Short task –
From the material below, list every line containing "first".

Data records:

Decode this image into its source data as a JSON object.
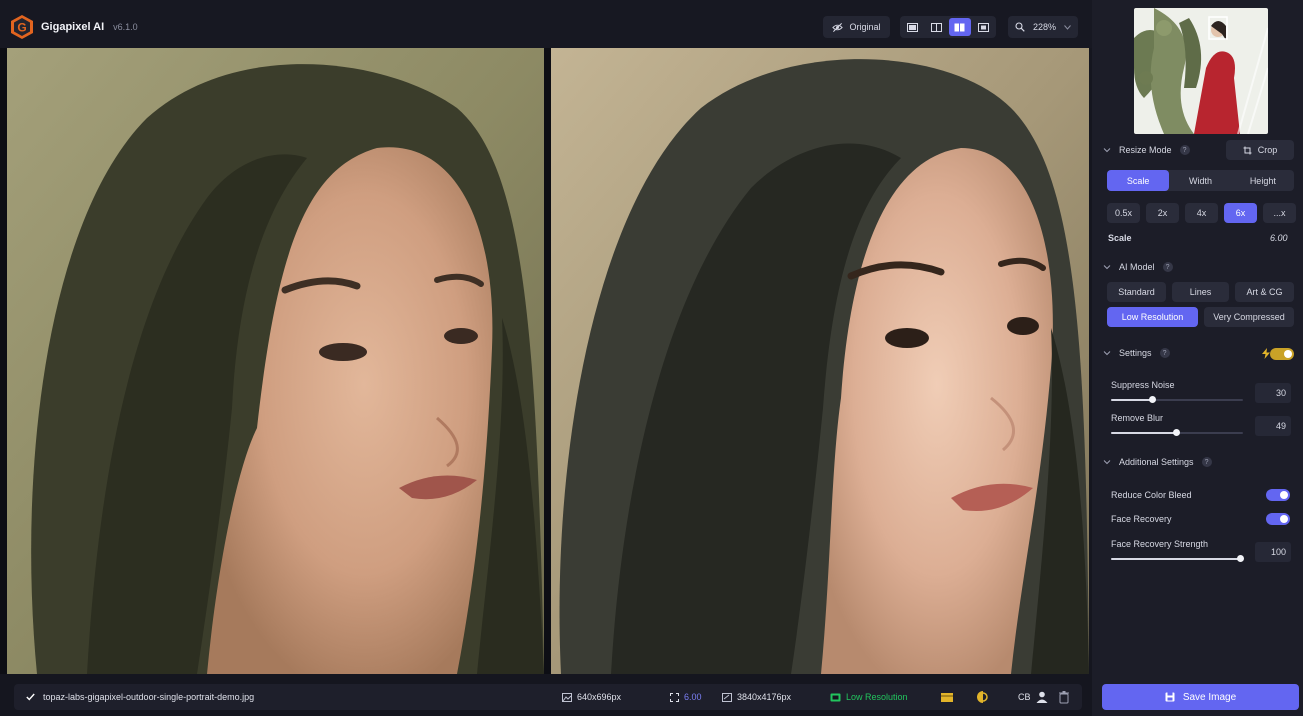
{
  "app": {
    "name": "Gigapixel AI",
    "version": "v6.1.0"
  },
  "toolbar": {
    "original_label": "Original",
    "zoom_label": "228%"
  },
  "file": {
    "name": "topaz-labs-gigapixel-outdoor-single-portrait-demo.jpg",
    "input_size": "640x696px",
    "scale": "6.00",
    "output_size": "3840x4176px",
    "model": "Low Resolution",
    "cb_label": "CB"
  },
  "panel": {
    "resize_mode": {
      "title": "Resize Mode",
      "crop_label": "Crop",
      "tabs": [
        "Scale",
        "Width",
        "Height"
      ],
      "active_tab": "Scale",
      "presets": [
        "0.5x",
        "2x",
        "4x",
        "6x",
        "...x"
      ],
      "active_preset": "6x",
      "scale_label": "Scale",
      "scale_value": "6.00"
    },
    "ai_model": {
      "title": "AI Model",
      "row1": [
        "Standard",
        "Lines",
        "Art & CG"
      ],
      "row2": [
        "Low Resolution",
        "Very Compressed"
      ],
      "active": "Low Resolution"
    },
    "settings": {
      "title": "Settings",
      "suppress_noise_label": "Suppress Noise",
      "suppress_noise_value": "30",
      "remove_blur_label": "Remove Blur",
      "remove_blur_value": "49"
    },
    "additional": {
      "title": "Additional Settings",
      "reduce_color_bleed": "Reduce Color Bleed",
      "face_recovery": "Face Recovery",
      "face_recovery_strength_label": "Face Recovery Strength",
      "face_recovery_strength_value": "100"
    },
    "save_label": "Save Image"
  },
  "colors": {
    "accent": "#6366f1",
    "panel_bg": "#1c1d28",
    "success": "#22c55e"
  },
  "icons": [
    "gigapixel-logo",
    "eye-off-icon",
    "single-view-icon",
    "split-view-icon",
    "side-by-side-icon",
    "compare-icon",
    "zoom-icon",
    "chevron-down-icon",
    "crop-icon",
    "bolt-icon",
    "save-icon",
    "check-icon",
    "trash-icon"
  ]
}
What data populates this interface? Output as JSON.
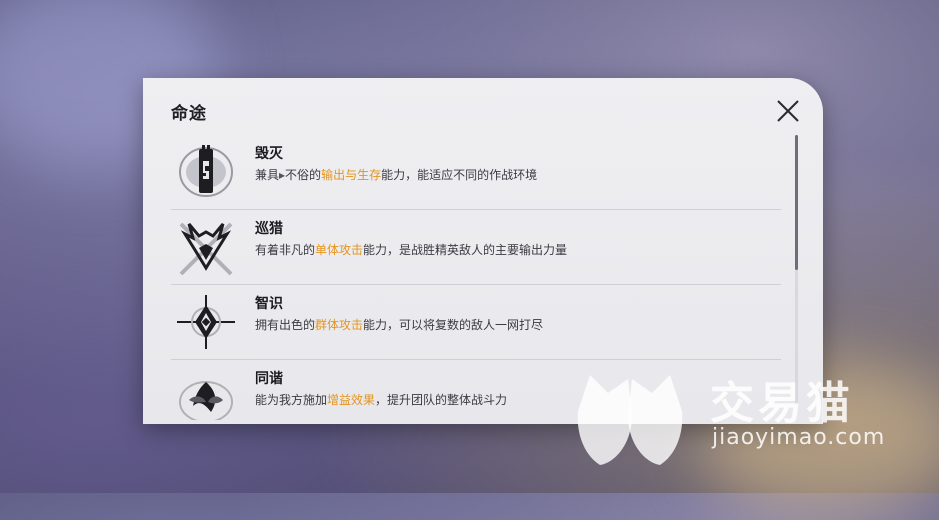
{
  "panel": {
    "title": "命途"
  },
  "paths": [
    {
      "name": "毁灭",
      "desc_prefix": "兼具",
      "desc_partial": "不俗的",
      "highlight": "输出与生存",
      "desc_suffix": "能力，能适应不同的作战环境",
      "icon": "destruction-icon"
    },
    {
      "name": "巡猎",
      "desc_prefix": "有着非凡的",
      "desc_partial": "",
      "highlight": "单体攻击",
      "desc_suffix": "能力，是战胜精英敌人的主要输出力量",
      "icon": "the-hunt-icon"
    },
    {
      "name": "智识",
      "desc_prefix": "拥有出色的",
      "desc_partial": "",
      "highlight": "群体攻击",
      "desc_suffix": "能力，可以将复数的敌人一网打尽",
      "icon": "erudition-icon"
    },
    {
      "name": "同谐",
      "desc_prefix": "能为我方施加",
      "desc_partial": "",
      "highlight": "增益效果",
      "desc_suffix": "，提升团队的整体战斗力",
      "icon": "harmony-icon"
    }
  ],
  "watermark": {
    "text": "交易猫",
    "url": "jiaoyimao.com"
  },
  "colors": {
    "highlight": "#e39520",
    "panel_bg": "#efeff2"
  }
}
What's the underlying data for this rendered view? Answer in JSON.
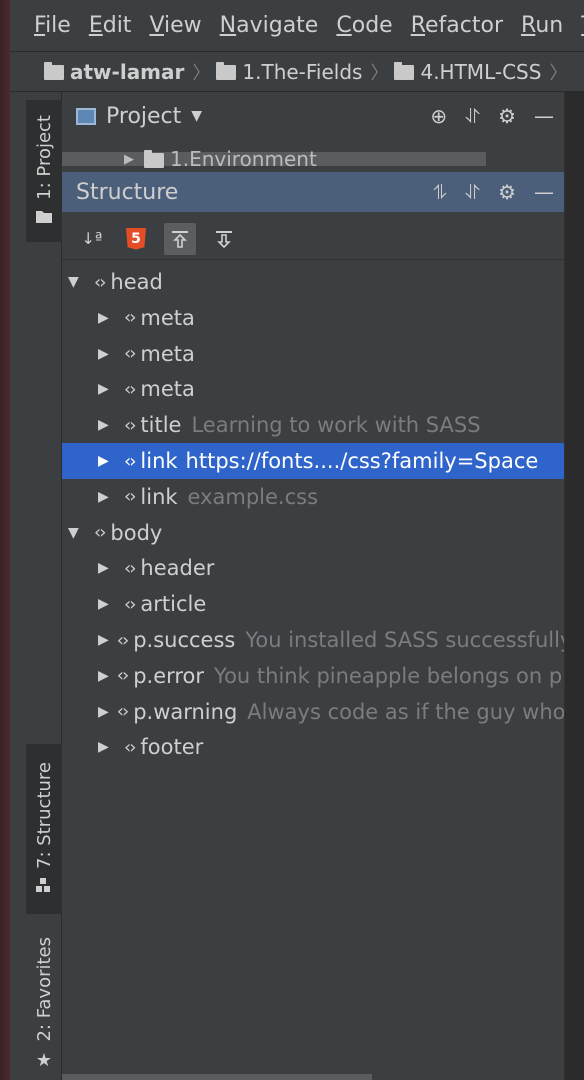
{
  "menu": {
    "items": [
      {
        "first": "F",
        "rest": "ile"
      },
      {
        "first": "E",
        "rest": "dit"
      },
      {
        "first": "V",
        "rest": "iew"
      },
      {
        "first": "N",
        "rest": "avigate"
      },
      {
        "first": "C",
        "rest": "ode"
      },
      {
        "first": "R",
        "rest": "efactor"
      },
      {
        "first": "R",
        "rest": "un"
      },
      {
        "first": "T",
        "rest": ""
      }
    ]
  },
  "breadcrumb": [
    "atw-lamar",
    "1.The-Fields",
    "4.HTML-CSS"
  ],
  "tool_windows": {
    "project": "1: Project",
    "structure": "7: Structure",
    "favorites": "2: Favorites"
  },
  "project_panel": {
    "title": "Project",
    "visible_item": "1.Environment"
  },
  "structure_panel": {
    "title": "Structure"
  },
  "tree": [
    {
      "depth": 0,
      "expanded": true,
      "tag": "head",
      "hint": ""
    },
    {
      "depth": 1,
      "expanded": false,
      "tag": "meta",
      "hint": ""
    },
    {
      "depth": 1,
      "expanded": false,
      "tag": "meta",
      "hint": ""
    },
    {
      "depth": 1,
      "expanded": false,
      "tag": "meta",
      "hint": ""
    },
    {
      "depth": 1,
      "expanded": false,
      "tag": "title",
      "hint": "Learning to work with SASS"
    },
    {
      "depth": 1,
      "expanded": false,
      "tag": "link",
      "hint": "https://fonts..../css?family=Space",
      "selected": true
    },
    {
      "depth": 1,
      "expanded": false,
      "tag": "link",
      "hint": "example.css"
    },
    {
      "depth": 0,
      "expanded": true,
      "tag": "body",
      "hint": ""
    },
    {
      "depth": 1,
      "expanded": false,
      "tag": "header",
      "hint": ""
    },
    {
      "depth": 1,
      "expanded": false,
      "tag": "article",
      "hint": ""
    },
    {
      "depth": 1,
      "expanded": false,
      "tag": "p.success",
      "hint": "You installed SASS successfully"
    },
    {
      "depth": 1,
      "expanded": false,
      "tag": "p.error",
      "hint": "You think pineapple belongs on pizza"
    },
    {
      "depth": 1,
      "expanded": false,
      "tag": "p.warning",
      "hint": "Always code as if the guy who"
    },
    {
      "depth": 1,
      "expanded": false,
      "tag": "footer",
      "hint": ""
    }
  ],
  "colors": {
    "background": "#3c3f41",
    "selection": "#2f65ca",
    "header_active": "#4b5e7a",
    "hint_text": "#7a7d80"
  },
  "icons": {
    "sort": "sort-alpha-icon",
    "html5": "html5-icon",
    "autoscroll_to": "autoscroll-to-source-icon",
    "autoscroll_from": "autoscroll-from-source-icon",
    "locate": "crosshair-icon",
    "collapse": "collapse-icon",
    "settings": "gear-icon",
    "minimize": "minimize-icon"
  }
}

Written response –
        "first": "F",
        "first": "E",
        "first": "V",
        "first": "N",
        "first": "C",
        "first": "R",
        "first": "R",
        "first": "T",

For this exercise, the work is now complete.